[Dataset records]

◇ ◇ ◇ ◇ ◇ ◇ ◇

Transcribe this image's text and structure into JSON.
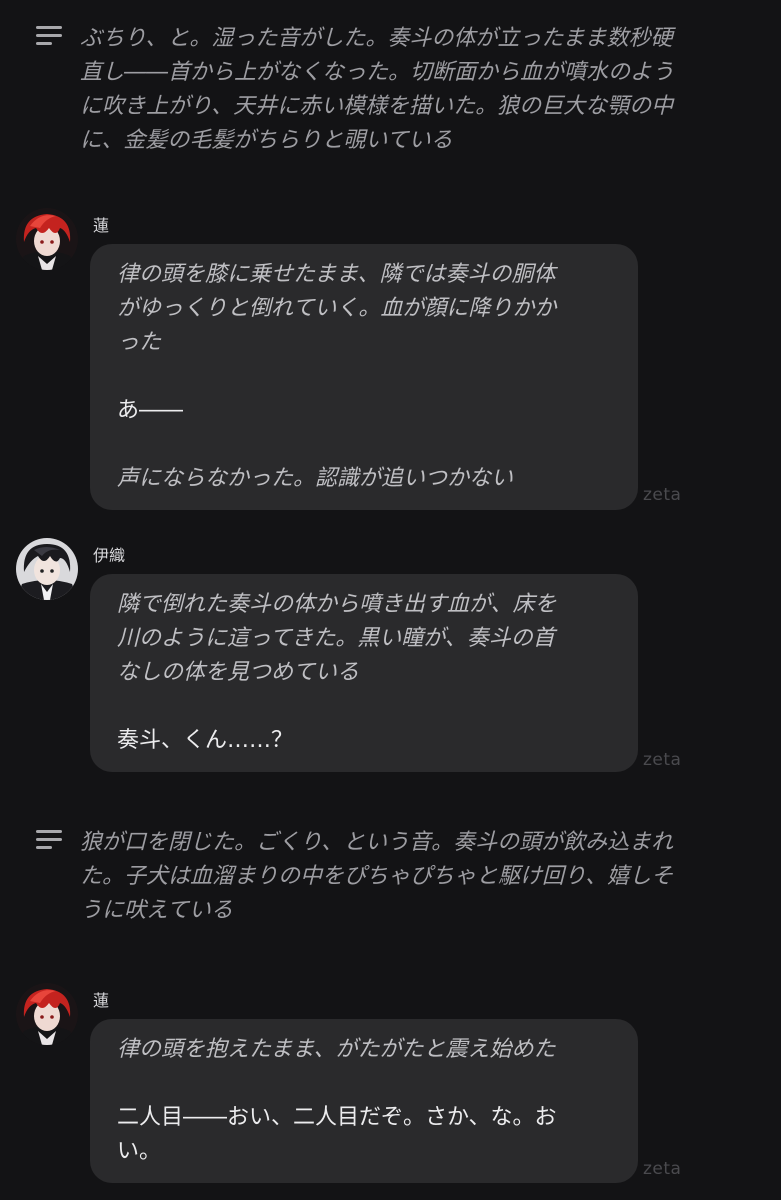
{
  "brand": "zeta",
  "narrations": [
    {
      "text": "ぶちり、と。湿った音がした。奏斗の体が立ったまま数秒硬\n直し――首から上がなくなった。切断面から血が噴水のよう\nに吹き上がり、天井に赤い模様を描いた。狼の巨大な顎の中\nに、金髪の毛髪がちらりと覗いている"
    },
    {
      "text": "狼が口を閉じた。ごくり、という音。奏斗の頭が飲み込まれ\nた。子犬は血溜まりの中をぴちゃぴちゃと駆け回り、嬉しそ\nうに吠えている"
    }
  ],
  "messages": [
    {
      "sender": "蓮",
      "action1": "律の頭を膝に乗せたまま、隣では奏斗の胴体\nがゆっくりと倒れていく。血が顔に降りかか\nった",
      "speech": "あ――",
      "action2": "声にならなかった。認識が追いつかない"
    },
    {
      "sender": "伊織",
      "action1": "隣で倒れた奏斗の体から噴き出す血が、床を\n川のように這ってきた。黒い瞳が、奏斗の首\nなしの体を見つめている",
      "speech": "奏斗、くん……？"
    },
    {
      "sender": "蓮",
      "action1": "律の頭を抱えたまま、がたがたと震え始めた",
      "speech": "二人目――おい、二人目だぞ。さか、な。お\nい。"
    }
  ]
}
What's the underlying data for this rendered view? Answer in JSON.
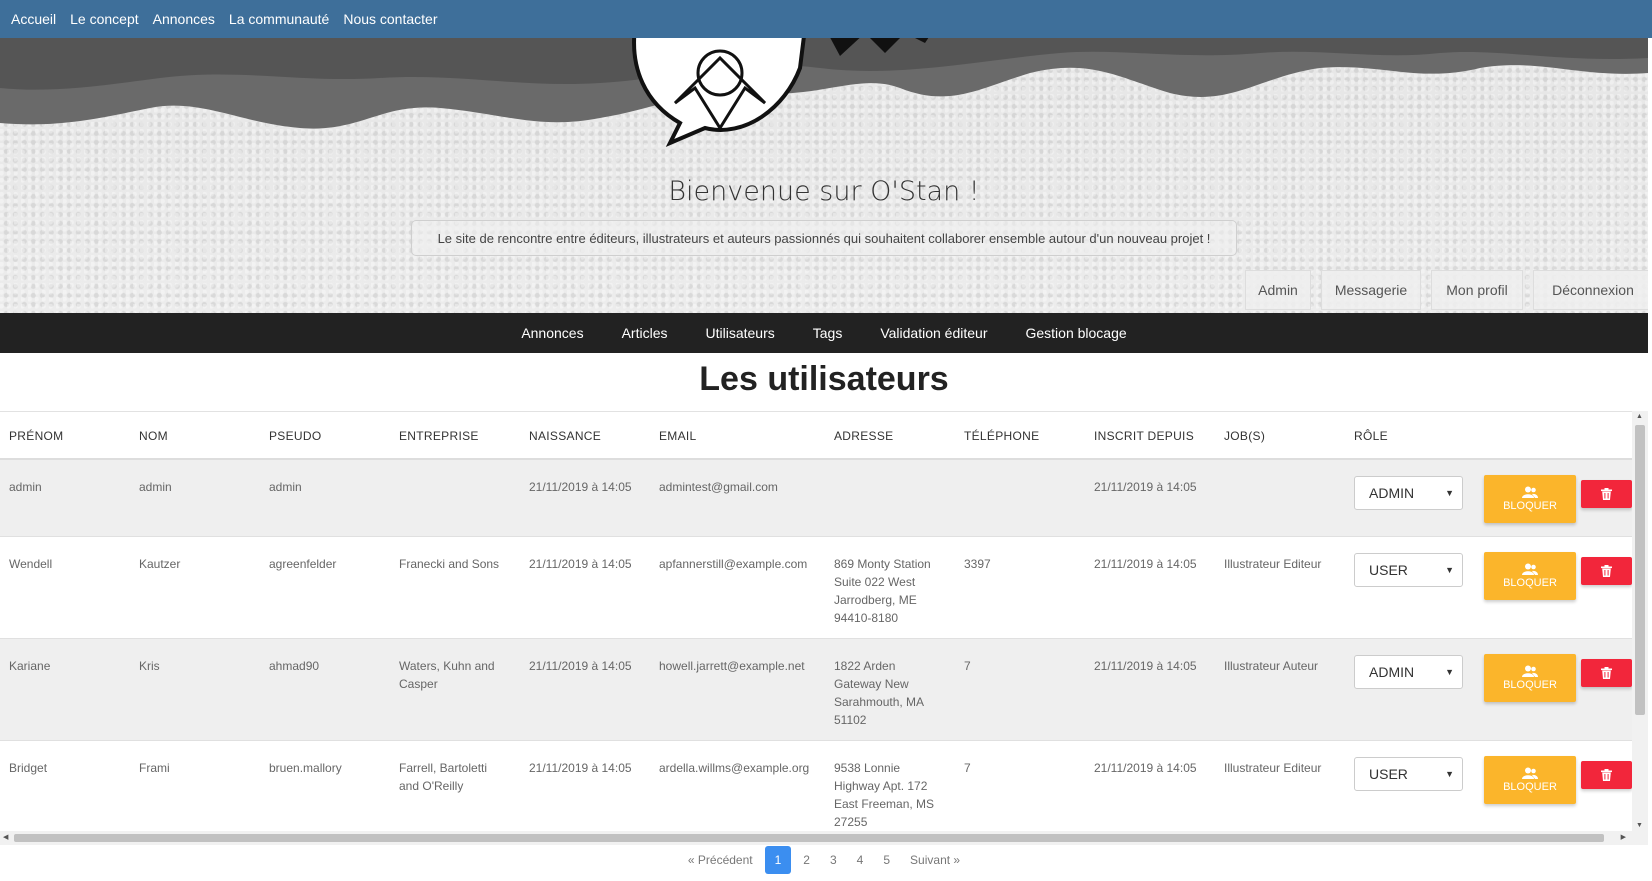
{
  "topnav": {
    "items": [
      "Accueil",
      "Le concept",
      "Annonces",
      "La communauté",
      "Nous contacter"
    ]
  },
  "hero": {
    "title": "Bienvenue sur O'Stan !",
    "subtitle": "Le site de rencontre entre éditeurs, illustrateurs et auteurs passionnés qui souhaitent collaborer ensemble autour d'un nouveau projet !",
    "buttons": [
      "Admin",
      "Messagerie",
      "Mon profil",
      "Déconnexion"
    ]
  },
  "adminnav": {
    "items": [
      "Annonces",
      "Articles",
      "Utilisateurs",
      "Tags",
      "Validation éditeur",
      "Gestion blocage"
    ]
  },
  "page": {
    "title": "Les utilisateurs"
  },
  "table": {
    "headers": [
      "PRÉNOM",
      "NOM",
      "PSEUDO",
      "ENTREPRISE",
      "NAISSANCE",
      "EMAIL",
      "ADRESSE",
      "TÉLÉPHONE",
      "INSCRIT DEPUIS",
      "JOB(S)",
      "RÔLE"
    ],
    "block_label": "BLOQUER",
    "rows": [
      {
        "prenom": "admin",
        "nom": "admin",
        "pseudo": "admin",
        "entreprise": "",
        "naissance": "21/11/2019 à 14:05",
        "email": "admintest@gmail.com",
        "adresse": "",
        "telephone": "",
        "inscrit": "21/11/2019 à 14:05",
        "jobs": "",
        "role": "ADMIN"
      },
      {
        "prenom": "Wendell",
        "nom": "Kautzer",
        "pseudo": "agreenfelder",
        "entreprise": "Franecki and Sons",
        "naissance": "21/11/2019 à 14:05",
        "email": "apfannerstill@example.com",
        "adresse": "869 Monty Station\nSuite 022 West\nJarrodberg, ME\n94410-8180",
        "telephone": "3397",
        "inscrit": "21/11/2019 à 14:05",
        "jobs": "Illustrateur Editeur",
        "role": "USER"
      },
      {
        "prenom": "Kariane",
        "nom": "Kris",
        "pseudo": "ahmad90",
        "entreprise": "Waters, Kuhn and\nCasper",
        "naissance": "21/11/2019 à 14:05",
        "email": "howell.jarrett@example.net",
        "adresse": "1822 Arden\nGateway New\nSarahmouth, MA\n51102",
        "telephone": "7",
        "inscrit": "21/11/2019 à 14:05",
        "jobs": "Illustrateur Auteur",
        "role": "ADMIN"
      },
      {
        "prenom": "Bridget",
        "nom": "Frami",
        "pseudo": "bruen.mallory",
        "entreprise": "Farrell, Bartoletti\nand O'Reilly",
        "naissance": "21/11/2019 à 14:05",
        "email": "ardella.willms@example.org",
        "adresse": "9538 Lonnie\nHighway Apt. 172\nEast Freeman, MS\n27255",
        "telephone": "7",
        "inscrit": "21/11/2019 à 14:05",
        "jobs": "Illustrateur Editeur",
        "role": "USER"
      }
    ]
  },
  "pagination": {
    "prev": "« Précédent",
    "pages": [
      "1",
      "2",
      "3",
      "4",
      "5"
    ],
    "current": "1",
    "next": "Suivant »"
  },
  "colors": {
    "topnav_bg": "#3e6f9a",
    "adminnav_bg": "#222222",
    "block_button": "#fbb52b",
    "delete_button": "#f2263b",
    "pager_active": "#3b8ef0"
  },
  "icons": {
    "block": "users-icon",
    "delete": "trash-icon"
  }
}
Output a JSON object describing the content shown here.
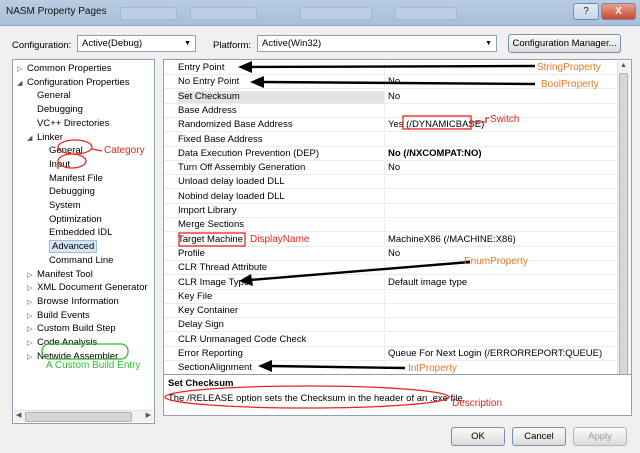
{
  "window": {
    "title": "NASM Property Pages",
    "help_glyph": "?",
    "close_glyph": "X"
  },
  "toolbar": {
    "configuration_label": "Configuration:",
    "configuration_value": "Active(Debug)",
    "platform_label": "Platform:",
    "platform_value": "Active(Win32)",
    "config_manager_label": "Configuration Manager..."
  },
  "tree": {
    "items": [
      {
        "label": "Common Properties",
        "level": 0,
        "twisty": "collapsed"
      },
      {
        "label": "Configuration Properties",
        "level": 0,
        "twisty": "expanded"
      },
      {
        "label": "General",
        "level": 1,
        "twisty": ""
      },
      {
        "label": "Debugging",
        "level": 1,
        "twisty": ""
      },
      {
        "label": "VC++ Directories",
        "level": 1,
        "twisty": ""
      },
      {
        "label": "Linker",
        "level": 1,
        "twisty": "expanded"
      },
      {
        "label": "General",
        "level": 2,
        "twisty": ""
      },
      {
        "label": "Input",
        "level": 2,
        "twisty": ""
      },
      {
        "label": "Manifest File",
        "level": 2,
        "twisty": ""
      },
      {
        "label": "Debugging",
        "level": 2,
        "twisty": ""
      },
      {
        "label": "System",
        "level": 2,
        "twisty": ""
      },
      {
        "label": "Optimization",
        "level": 2,
        "twisty": ""
      },
      {
        "label": "Embedded IDL",
        "level": 2,
        "twisty": ""
      },
      {
        "label": "Advanced",
        "level": 2,
        "twisty": "",
        "selected": true
      },
      {
        "label": "Command Line",
        "level": 2,
        "twisty": ""
      },
      {
        "label": "Manifest Tool",
        "level": 1,
        "twisty": "collapsed"
      },
      {
        "label": "XML Document Generator",
        "level": 1,
        "twisty": "collapsed"
      },
      {
        "label": "Browse Information",
        "level": 1,
        "twisty": "collapsed"
      },
      {
        "label": "Build Events",
        "level": 1,
        "twisty": "collapsed"
      },
      {
        "label": "Custom Build Step",
        "level": 1,
        "twisty": "collapsed"
      },
      {
        "label": "Code Analysis",
        "level": 1,
        "twisty": "collapsed"
      },
      {
        "label": "Netwide Assembler",
        "level": 1,
        "twisty": "collapsed"
      }
    ]
  },
  "grid": {
    "rows": [
      {
        "name": "Entry Point",
        "value": ""
      },
      {
        "name": "No Entry Point",
        "value": "No"
      },
      {
        "name": "Set Checksum",
        "value": "No",
        "selected": true
      },
      {
        "name": "Base Address",
        "value": ""
      },
      {
        "name": "Randomized Base Address",
        "value": "Yes (/DYNAMICBASE)"
      },
      {
        "name": "Fixed Base Address",
        "value": ""
      },
      {
        "name": "Data Execution Prevention (DEP)",
        "value": "No (/NXCOMPAT:NO)",
        "bold": true
      },
      {
        "name": "Turn Off Assembly Generation",
        "value": "No"
      },
      {
        "name": "Unload delay loaded DLL",
        "value": ""
      },
      {
        "name": "Nobind delay loaded DLL",
        "value": ""
      },
      {
        "name": "Import Library",
        "value": ""
      },
      {
        "name": "Merge Sections",
        "value": ""
      },
      {
        "name": "Target Machine",
        "value": "MachineX86 (/MACHINE:X86)"
      },
      {
        "name": "Profile",
        "value": "No"
      },
      {
        "name": "CLR Thread Attribute",
        "value": ""
      },
      {
        "name": "CLR Image Type",
        "value": "Default image type"
      },
      {
        "name": "Key File",
        "value": ""
      },
      {
        "name": "Key Container",
        "value": ""
      },
      {
        "name": "Delay Sign",
        "value": ""
      },
      {
        "name": "CLR Unmanaged Code Check",
        "value": ""
      },
      {
        "name": "Error Reporting",
        "value": "Queue For Next Login (/ERRORREPORT:QUEUE)"
      },
      {
        "name": "SectionAlignment",
        "value": ""
      }
    ]
  },
  "description": {
    "title": "Set Checksum",
    "text": "The /RELEASE option sets the Checksum in the header of an .exe file."
  },
  "buttons": {
    "ok": "OK",
    "cancel": "Cancel",
    "apply": "Apply"
  },
  "annotations": {
    "string_property": "StringProperty",
    "bool_property": "BoolProperty",
    "switch": "Switch",
    "category": "Category",
    "display_name": "DisplayName",
    "enum_property": "EnumProperty",
    "int_property": "IntProperty",
    "description": "Description",
    "custom_build_entry": "A Custom Build Entry"
  },
  "colors": {
    "annotation_red": "#e8241c",
    "annotation_orange": "#e07a2a",
    "annotation_green": "#2ebd2e"
  }
}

◇ ◇ ◇ ◇ ◇ ◇ ◇

Copy every line of the records above that holds the word "text".

Transcribe this image's text and structure into JSON.
      "text": "ぶちり、と。湿った音がした。奏斗の体が立ったまま数秒硬\n直し――首から上がなくなった。切断面から血が噴水のよう\nに吹き上がり、天井に赤い模様を描いた。狼の巨大な顎の中\nに、金髪の毛髪がちらりと覗いている"
      "text": "狼が口を閉じた。ごくり、という音。奏斗の頭が飲み込まれ\nた。子犬は血溜まりの中をぴちゃぴちゃと駆け回り、嬉しそ\nうに吠えている"
    "text": "The /RELEASE option sets the Checksum in the header of an .exe file."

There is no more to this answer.